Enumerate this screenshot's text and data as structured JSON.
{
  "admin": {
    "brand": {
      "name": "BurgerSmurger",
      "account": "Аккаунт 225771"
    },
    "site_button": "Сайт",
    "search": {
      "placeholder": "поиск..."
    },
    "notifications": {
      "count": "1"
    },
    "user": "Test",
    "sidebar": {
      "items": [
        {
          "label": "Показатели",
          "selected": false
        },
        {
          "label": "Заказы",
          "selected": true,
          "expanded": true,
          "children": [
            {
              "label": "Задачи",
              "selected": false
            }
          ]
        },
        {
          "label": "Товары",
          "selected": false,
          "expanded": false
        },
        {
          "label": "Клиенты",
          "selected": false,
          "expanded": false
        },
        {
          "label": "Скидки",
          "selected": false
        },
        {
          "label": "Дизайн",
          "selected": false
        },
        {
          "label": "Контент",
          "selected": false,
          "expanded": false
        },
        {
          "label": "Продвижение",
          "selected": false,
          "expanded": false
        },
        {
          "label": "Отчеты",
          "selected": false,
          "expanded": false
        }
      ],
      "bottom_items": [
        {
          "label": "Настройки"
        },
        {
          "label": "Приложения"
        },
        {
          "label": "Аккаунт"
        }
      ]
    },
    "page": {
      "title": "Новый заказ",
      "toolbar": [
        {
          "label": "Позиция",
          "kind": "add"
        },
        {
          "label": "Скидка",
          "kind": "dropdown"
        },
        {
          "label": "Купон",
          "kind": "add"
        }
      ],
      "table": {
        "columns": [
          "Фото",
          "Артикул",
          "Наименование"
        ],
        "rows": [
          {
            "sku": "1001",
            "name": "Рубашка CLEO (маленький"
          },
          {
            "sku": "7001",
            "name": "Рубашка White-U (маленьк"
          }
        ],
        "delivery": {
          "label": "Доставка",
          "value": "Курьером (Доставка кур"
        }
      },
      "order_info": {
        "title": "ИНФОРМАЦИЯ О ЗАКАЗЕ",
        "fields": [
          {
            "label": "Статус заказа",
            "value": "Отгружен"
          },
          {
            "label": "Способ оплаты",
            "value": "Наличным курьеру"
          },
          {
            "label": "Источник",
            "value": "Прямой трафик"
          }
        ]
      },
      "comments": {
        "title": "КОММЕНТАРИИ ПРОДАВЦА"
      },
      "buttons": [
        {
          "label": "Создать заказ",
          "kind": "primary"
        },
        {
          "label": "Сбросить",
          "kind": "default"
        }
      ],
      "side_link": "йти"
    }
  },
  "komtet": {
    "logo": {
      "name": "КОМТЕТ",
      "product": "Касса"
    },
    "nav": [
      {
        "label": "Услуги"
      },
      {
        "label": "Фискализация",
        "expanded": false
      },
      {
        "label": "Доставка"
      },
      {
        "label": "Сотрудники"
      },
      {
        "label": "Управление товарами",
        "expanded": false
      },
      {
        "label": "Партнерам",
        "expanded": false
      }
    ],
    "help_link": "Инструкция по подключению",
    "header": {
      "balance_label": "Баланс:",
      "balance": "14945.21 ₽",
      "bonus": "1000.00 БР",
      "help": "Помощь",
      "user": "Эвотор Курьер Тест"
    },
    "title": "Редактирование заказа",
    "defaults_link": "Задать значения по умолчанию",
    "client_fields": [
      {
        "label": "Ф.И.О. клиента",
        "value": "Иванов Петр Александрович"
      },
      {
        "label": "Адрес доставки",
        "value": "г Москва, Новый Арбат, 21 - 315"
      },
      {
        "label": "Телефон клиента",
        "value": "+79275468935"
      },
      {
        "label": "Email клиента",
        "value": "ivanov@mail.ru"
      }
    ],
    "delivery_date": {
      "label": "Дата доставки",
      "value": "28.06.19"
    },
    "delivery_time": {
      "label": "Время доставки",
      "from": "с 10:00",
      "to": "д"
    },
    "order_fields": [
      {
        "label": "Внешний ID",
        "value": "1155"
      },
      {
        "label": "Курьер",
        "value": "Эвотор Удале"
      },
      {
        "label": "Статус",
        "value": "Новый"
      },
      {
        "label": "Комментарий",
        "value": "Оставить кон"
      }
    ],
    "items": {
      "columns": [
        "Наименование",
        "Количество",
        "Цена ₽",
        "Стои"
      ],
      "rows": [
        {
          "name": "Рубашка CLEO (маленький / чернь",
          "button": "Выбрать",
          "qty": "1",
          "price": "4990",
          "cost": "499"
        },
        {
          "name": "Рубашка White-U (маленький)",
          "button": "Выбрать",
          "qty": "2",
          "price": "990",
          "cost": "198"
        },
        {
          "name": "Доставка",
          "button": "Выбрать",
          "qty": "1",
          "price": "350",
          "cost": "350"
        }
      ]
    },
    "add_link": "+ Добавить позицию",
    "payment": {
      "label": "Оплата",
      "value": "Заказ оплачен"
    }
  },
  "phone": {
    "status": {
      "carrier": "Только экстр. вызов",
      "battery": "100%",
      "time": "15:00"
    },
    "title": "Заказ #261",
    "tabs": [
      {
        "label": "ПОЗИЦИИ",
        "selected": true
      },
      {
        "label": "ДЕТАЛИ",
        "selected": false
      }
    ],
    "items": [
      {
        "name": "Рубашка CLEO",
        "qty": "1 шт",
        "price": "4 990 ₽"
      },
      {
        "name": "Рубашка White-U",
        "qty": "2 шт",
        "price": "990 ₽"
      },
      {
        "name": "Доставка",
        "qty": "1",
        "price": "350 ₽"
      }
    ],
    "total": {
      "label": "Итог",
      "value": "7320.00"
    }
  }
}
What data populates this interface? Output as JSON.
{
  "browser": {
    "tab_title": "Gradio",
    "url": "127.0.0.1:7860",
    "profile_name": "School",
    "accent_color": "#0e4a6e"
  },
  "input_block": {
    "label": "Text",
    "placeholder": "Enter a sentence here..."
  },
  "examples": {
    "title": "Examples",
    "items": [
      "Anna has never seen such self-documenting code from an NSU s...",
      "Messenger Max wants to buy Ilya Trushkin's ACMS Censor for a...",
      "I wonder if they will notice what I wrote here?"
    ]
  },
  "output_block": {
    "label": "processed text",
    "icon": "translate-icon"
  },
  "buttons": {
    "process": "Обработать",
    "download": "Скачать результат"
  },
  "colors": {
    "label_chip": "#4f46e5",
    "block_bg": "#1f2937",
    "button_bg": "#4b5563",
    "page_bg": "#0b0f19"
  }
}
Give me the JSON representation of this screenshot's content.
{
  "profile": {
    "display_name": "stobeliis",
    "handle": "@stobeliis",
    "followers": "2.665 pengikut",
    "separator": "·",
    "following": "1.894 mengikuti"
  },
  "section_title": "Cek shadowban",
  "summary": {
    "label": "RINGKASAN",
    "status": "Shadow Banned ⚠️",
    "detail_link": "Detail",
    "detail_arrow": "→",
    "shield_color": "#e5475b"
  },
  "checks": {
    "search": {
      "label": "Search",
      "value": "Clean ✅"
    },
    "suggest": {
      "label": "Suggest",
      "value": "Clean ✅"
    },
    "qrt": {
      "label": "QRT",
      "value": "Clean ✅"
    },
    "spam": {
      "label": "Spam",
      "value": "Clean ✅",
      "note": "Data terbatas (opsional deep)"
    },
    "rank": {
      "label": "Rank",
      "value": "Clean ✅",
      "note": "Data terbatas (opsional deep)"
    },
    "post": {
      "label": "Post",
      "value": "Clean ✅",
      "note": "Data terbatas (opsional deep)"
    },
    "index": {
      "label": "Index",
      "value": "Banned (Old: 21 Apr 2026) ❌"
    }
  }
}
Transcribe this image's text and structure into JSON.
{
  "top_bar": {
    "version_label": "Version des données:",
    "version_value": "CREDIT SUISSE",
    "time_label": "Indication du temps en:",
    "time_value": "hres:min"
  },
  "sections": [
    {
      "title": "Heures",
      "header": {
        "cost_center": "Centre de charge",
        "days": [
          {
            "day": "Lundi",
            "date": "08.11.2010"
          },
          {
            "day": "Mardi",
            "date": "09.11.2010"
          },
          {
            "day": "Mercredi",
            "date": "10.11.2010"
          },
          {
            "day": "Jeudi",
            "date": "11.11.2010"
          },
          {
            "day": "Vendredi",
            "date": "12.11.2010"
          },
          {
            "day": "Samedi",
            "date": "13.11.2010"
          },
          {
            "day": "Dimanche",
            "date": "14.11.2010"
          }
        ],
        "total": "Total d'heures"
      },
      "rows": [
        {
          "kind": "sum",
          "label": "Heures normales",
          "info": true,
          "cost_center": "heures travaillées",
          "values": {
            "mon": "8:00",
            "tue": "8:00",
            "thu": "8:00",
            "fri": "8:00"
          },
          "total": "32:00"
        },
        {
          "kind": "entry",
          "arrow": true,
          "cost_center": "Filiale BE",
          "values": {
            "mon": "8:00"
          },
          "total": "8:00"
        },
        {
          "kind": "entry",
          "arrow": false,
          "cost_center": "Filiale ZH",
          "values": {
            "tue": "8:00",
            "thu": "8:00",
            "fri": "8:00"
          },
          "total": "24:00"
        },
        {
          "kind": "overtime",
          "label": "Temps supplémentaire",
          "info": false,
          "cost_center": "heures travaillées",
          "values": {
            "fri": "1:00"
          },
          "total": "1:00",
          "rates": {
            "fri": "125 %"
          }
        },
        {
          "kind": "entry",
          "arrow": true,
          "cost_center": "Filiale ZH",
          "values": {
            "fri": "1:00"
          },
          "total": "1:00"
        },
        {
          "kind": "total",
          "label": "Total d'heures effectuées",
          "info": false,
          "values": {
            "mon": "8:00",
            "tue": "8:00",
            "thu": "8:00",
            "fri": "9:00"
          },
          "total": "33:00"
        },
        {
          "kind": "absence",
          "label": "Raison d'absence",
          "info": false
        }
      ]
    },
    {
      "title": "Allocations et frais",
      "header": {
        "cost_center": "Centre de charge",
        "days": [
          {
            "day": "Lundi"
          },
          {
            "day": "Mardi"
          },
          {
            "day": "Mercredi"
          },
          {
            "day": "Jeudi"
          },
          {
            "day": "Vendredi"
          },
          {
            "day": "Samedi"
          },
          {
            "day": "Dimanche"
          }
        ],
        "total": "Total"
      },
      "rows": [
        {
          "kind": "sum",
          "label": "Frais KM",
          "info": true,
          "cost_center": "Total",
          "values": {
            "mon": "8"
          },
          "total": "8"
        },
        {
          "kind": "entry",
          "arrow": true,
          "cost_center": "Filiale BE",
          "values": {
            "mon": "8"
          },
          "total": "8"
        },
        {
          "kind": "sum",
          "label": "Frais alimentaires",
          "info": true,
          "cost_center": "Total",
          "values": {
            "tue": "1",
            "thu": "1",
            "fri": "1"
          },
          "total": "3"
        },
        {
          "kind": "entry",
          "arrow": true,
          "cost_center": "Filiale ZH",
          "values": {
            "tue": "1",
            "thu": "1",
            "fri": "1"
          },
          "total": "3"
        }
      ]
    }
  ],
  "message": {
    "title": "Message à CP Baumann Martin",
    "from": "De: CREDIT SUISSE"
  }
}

Request:
Among the lines of the material, find those that hold the word "клиента" and copy them.

Solution:
        "label": "Ф.И.О. клиента",
        "label": "Телефон клиента",
        "label": "Email клиента",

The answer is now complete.